**Written task**
Copy all records verbatim.

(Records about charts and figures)
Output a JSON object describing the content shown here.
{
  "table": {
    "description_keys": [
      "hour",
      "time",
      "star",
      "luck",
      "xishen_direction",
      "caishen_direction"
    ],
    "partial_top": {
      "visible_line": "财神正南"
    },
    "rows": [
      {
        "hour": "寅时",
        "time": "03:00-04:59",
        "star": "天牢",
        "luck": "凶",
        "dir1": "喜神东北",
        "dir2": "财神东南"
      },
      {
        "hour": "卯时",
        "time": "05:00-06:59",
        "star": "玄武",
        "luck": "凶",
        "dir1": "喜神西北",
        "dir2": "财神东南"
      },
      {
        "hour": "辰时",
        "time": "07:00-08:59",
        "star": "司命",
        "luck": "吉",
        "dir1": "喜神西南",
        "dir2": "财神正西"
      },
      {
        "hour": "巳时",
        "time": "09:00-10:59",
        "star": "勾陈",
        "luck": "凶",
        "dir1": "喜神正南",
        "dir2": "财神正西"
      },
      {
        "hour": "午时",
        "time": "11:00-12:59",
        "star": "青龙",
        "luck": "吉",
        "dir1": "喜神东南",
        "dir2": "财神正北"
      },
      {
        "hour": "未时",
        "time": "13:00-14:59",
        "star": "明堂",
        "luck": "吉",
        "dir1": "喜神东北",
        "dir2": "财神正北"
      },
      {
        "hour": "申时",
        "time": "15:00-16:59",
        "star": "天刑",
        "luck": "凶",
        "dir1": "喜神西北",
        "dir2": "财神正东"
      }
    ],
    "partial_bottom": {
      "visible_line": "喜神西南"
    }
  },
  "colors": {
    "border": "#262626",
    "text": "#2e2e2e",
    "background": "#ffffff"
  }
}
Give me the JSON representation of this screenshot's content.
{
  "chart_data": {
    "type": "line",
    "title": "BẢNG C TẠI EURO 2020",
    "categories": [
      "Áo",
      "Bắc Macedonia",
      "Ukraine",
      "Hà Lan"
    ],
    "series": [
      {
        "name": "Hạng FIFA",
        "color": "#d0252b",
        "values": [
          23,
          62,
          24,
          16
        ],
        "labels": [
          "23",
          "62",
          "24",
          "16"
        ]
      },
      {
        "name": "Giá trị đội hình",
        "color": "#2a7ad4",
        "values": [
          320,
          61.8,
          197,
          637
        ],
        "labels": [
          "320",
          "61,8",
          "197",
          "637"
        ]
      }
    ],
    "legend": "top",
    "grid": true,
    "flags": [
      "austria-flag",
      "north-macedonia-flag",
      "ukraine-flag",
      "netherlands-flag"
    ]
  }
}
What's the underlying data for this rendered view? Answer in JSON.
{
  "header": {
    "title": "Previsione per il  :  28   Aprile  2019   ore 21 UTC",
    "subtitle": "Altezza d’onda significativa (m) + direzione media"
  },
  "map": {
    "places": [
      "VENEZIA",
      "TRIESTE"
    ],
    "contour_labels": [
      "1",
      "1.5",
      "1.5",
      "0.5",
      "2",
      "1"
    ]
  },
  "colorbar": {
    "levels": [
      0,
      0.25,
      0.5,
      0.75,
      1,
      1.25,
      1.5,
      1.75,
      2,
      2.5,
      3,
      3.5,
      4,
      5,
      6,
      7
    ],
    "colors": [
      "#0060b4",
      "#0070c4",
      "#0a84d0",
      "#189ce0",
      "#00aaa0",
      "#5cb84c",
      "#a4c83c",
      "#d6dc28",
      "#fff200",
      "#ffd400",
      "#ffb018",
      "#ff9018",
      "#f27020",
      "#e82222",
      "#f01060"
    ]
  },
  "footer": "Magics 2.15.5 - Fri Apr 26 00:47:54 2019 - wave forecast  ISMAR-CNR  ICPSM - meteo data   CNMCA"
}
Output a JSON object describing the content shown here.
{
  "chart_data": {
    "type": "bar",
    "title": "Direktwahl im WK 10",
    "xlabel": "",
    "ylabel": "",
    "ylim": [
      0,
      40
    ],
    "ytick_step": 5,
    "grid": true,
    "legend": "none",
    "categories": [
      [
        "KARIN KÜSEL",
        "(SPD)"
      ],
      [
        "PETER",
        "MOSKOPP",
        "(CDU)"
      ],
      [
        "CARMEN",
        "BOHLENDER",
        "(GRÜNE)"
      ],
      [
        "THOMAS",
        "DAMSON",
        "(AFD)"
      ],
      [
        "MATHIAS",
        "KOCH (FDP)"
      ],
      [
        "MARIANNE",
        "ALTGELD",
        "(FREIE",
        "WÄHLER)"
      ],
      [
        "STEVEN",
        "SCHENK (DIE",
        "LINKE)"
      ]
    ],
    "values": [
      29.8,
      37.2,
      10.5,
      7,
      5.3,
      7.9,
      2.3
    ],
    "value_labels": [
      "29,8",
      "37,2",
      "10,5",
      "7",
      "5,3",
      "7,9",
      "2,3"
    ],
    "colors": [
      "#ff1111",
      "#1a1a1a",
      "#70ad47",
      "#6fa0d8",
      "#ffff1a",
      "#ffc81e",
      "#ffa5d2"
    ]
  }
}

**Exercise output**
Output a JSON object describing the content shown here.
{
  "table": {
    "description_keys": [
      "hour",
      "time",
      "star",
      "luck",
      "xishen_direction",
      "caishen_direction"
    ],
    "partial_top": {
      "visible_line": "财神正南"
    },
    "rows": [
      {
        "hour": "寅时",
        "time": "03:00-04:59",
        "star": "天牢",
        "luck": "凶",
        "dir1": "喜神东北",
        "dir2": "财神东南"
      },
      {
        "hour": "卯时",
        "time": "05:00-06:59",
        "star": "玄武",
        "luck": "凶",
        "dir1": "喜神西北",
        "dir2": "财神东南"
      },
      {
        "hour": "辰时",
        "time": "07:00-08:59",
        "star": "司命",
        "luck": "吉",
        "dir1": "喜神西南",
        "dir2": "财神正西"
      },
      {
        "hour": "巳时",
        "time": "09:00-10:59",
        "star": "勾陈",
        "luck": "凶",
        "dir1": "喜神正南",
        "dir2": "财神正西"
      },
      {
        "hour": "午时",
        "time": "11:00-12:59",
        "star": "青龙",
        "luck": "吉",
        "dir1": "喜神东南",
        "dir2": "财神正北"
      },
      {
        "hour": "未时",
        "time": "13:00-14:59",
        "star": "明堂",
        "luck": "吉",
        "dir1": "喜神东北",
        "dir2": "财神正北"
      },
      {
        "hour": "申时",
        "time": "15:00-16:59",
        "star": "天刑",
        "luck": "凶",
        "dir1": "喜神西北",
        "dir2": "财神正东"
      }
    ],
    "partial_bottom": {
      "visible_line": "喜神西南"
    }
  },
  "colors": {
    "border": "#262626",
    "text": "#2e2e2e",
    "background": "#ffffff"
  }
}
Give me the JSON representation of this screenshot's content.
{
  "chart_data": {
    "type": "line",
    "title": "BẢNG C TẠI EURO 2020",
    "categories": [
      "Áo",
      "Bắc Macedonia",
      "Ukraine",
      "Hà Lan"
    ],
    "series": [
      {
        "name": "Hạng FIFA",
        "color": "#d0252b",
        "values": [
          23,
          62,
          24,
          16
        ],
        "labels": [
          "23",
          "62",
          "24",
          "16"
        ]
      },
      {
        "name": "Giá trị đội hình",
        "color": "#2a7ad4",
        "values": [
          320,
          61.8,
          197,
          637
        ],
        "labels": [
          "320",
          "61,8",
          "197",
          "637"
        ]
      }
    ],
    "legend": "top",
    "grid": true,
    "flags": [
      "austria-flag",
      "north-macedonia-flag",
      "ukraine-flag",
      "netherlands-flag"
    ]
  }
}
What's the underlying data for this rendered view? Answer in JSON.
{
  "header": {
    "title": "Previsione per il  :  28   Aprile  2019   ore 21 UTC",
    "subtitle": "Altezza d’onda significativa (m) + direzione media"
  },
  "map": {
    "places": [
      "VENEZIA",
      "TRIESTE"
    ],
    "contour_labels": [
      "1",
      "1.5",
      "1.5",
      "0.5",
      "2",
      "1"
    ]
  },
  "colorbar": {
    "levels": [
      0,
      0.25,
      0.5,
      0.75,
      1,
      1.25,
      1.5,
      1.75,
      2,
      2.5,
      3,
      3.5,
      4,
      5,
      6,
      7
    ],
    "colors": [
      "#0060b4",
      "#0070c4",
      "#0a84d0",
      "#189ce0",
      "#00aaa0",
      "#5cb84c",
      "#a4c83c",
      "#d6dc28",
      "#fff200",
      "#ffd400",
      "#ffb018",
      "#ff9018",
      "#f27020",
      "#e82222",
      "#f01060"
    ]
  },
  "footer": "Magics 2.15.5 - Fri Apr 26 00:47:54 2019 - wave forecast  ISMAR-CNR  ICPSM - meteo data   CNMCA"
}
Output a JSON object describing the content shown here.
{
  "chart_data": {
    "type": "bar",
    "title": "Direktwahl im WK 10",
    "xlabel": "",
    "ylabel": "",
    "ylim": [
      0,
      40
    ],
    "ytick_step": 5,
    "grid": true,
    "legend": "none",
    "categories": [
      [
        "KARIN KÜSEL",
        "(SPD)"
      ],
      [
        "PETER",
        "MOSKOPP",
        "(CDU)"
      ],
      [
        "CARMEN",
        "BOHLENDER",
        "(GRÜNE)"
      ],
      [
        "THOMAS",
        "DAMSON",
        "(AFD)"
      ],
      [
        "MATHIAS",
        "KOCH (FDP)"
      ],
      [
        "MARIANNE",
        "ALTGELD",
        "(FREIE",
        "WÄHLER)"
      ],
      [
        "STEVEN",
        "SCHENK (DIE",
        "LINKE)"
      ]
    ],
    "values": [
      29.8,
      37.2,
      10.5,
      7,
      5.3,
      7.9,
      2.3
    ],
    "value_labels": [
      "29,8",
      "37,2",
      "10,5",
      "7",
      "5,3",
      "7,9",
      "2,3"
    ],
    "colors": [
      "#ff1111",
      "#1a1a1a",
      "#70ad47",
      "#6fa0d8",
      "#ffff1a",
      "#ffc81e",
      "#ffa5d2"
    ]
  }
}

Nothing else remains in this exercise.